Stored data entries
################
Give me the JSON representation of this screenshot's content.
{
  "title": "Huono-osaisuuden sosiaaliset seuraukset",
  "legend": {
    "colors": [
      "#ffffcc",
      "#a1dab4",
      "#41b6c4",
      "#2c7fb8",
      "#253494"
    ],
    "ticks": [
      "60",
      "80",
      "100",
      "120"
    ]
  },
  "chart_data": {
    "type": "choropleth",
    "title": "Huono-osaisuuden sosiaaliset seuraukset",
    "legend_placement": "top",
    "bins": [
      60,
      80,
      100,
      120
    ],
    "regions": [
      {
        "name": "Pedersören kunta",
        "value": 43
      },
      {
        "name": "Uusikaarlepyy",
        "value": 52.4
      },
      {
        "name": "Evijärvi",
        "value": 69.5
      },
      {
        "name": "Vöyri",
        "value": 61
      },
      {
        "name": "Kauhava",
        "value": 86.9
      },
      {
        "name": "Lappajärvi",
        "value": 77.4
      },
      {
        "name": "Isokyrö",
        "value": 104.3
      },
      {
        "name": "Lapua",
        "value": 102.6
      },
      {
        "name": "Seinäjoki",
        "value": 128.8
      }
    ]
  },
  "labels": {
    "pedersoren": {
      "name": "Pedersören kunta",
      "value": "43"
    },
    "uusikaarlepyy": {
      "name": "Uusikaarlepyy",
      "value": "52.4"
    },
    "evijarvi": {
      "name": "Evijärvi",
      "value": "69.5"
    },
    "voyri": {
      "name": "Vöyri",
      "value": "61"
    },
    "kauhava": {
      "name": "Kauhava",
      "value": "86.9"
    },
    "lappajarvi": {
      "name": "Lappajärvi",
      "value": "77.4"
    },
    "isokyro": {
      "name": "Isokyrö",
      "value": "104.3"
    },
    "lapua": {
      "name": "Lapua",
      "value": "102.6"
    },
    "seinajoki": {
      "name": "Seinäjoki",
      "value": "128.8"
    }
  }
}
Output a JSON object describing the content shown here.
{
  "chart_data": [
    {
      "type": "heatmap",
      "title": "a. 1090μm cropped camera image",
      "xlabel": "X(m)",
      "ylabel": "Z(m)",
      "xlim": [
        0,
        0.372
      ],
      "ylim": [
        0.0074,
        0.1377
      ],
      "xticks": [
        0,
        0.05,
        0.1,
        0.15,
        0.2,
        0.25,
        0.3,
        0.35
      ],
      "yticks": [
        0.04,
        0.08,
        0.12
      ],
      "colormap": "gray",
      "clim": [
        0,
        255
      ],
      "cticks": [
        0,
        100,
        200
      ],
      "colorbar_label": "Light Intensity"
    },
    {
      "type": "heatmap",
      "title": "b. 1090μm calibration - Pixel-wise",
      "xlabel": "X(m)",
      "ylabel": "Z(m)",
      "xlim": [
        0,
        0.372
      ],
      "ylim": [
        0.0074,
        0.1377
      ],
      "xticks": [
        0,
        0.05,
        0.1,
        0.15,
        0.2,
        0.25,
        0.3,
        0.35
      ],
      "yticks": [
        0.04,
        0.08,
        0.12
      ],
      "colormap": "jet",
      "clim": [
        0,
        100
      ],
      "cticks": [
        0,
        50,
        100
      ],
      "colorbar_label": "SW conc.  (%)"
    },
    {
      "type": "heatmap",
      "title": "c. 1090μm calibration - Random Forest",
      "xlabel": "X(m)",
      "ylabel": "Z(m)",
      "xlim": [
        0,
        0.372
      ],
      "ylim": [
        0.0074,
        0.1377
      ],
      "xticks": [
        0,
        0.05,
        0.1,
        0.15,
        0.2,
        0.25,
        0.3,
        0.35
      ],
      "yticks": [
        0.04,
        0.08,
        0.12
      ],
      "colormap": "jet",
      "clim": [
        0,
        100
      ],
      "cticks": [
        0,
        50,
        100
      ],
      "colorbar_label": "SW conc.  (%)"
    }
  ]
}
################
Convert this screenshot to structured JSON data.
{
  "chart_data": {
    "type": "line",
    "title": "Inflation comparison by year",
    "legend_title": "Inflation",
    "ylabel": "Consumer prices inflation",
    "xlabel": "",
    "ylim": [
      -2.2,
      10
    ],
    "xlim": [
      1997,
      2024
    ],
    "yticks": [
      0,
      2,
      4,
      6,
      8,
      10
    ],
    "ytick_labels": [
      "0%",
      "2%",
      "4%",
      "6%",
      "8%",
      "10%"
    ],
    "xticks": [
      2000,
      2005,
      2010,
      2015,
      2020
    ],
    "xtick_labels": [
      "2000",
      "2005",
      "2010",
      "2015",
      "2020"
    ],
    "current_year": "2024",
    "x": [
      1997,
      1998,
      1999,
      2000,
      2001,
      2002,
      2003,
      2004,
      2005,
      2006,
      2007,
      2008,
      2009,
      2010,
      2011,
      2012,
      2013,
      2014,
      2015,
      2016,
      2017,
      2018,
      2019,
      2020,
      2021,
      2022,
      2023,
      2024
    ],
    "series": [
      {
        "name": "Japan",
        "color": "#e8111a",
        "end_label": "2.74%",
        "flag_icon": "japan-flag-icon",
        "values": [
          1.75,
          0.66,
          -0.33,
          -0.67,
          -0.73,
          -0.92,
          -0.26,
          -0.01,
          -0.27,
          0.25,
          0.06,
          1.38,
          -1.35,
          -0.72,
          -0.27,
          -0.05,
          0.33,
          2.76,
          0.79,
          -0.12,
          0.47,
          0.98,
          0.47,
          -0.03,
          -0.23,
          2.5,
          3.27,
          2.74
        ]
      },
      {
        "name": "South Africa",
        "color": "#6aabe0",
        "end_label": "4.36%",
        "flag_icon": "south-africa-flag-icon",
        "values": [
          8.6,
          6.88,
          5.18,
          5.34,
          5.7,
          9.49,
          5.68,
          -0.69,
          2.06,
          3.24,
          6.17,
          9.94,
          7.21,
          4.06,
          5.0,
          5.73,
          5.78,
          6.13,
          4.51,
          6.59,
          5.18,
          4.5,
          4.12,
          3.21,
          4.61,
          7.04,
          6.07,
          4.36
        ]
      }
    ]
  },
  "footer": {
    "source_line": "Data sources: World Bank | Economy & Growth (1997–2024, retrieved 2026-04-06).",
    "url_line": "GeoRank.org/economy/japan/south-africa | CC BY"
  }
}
################
== What this task involves ==
From the material above, gather all lines that include the string "kunta" and copy them.

== Result of the task ==
        "name": "Pedersören kunta",
      "name": "Pedersören kunta",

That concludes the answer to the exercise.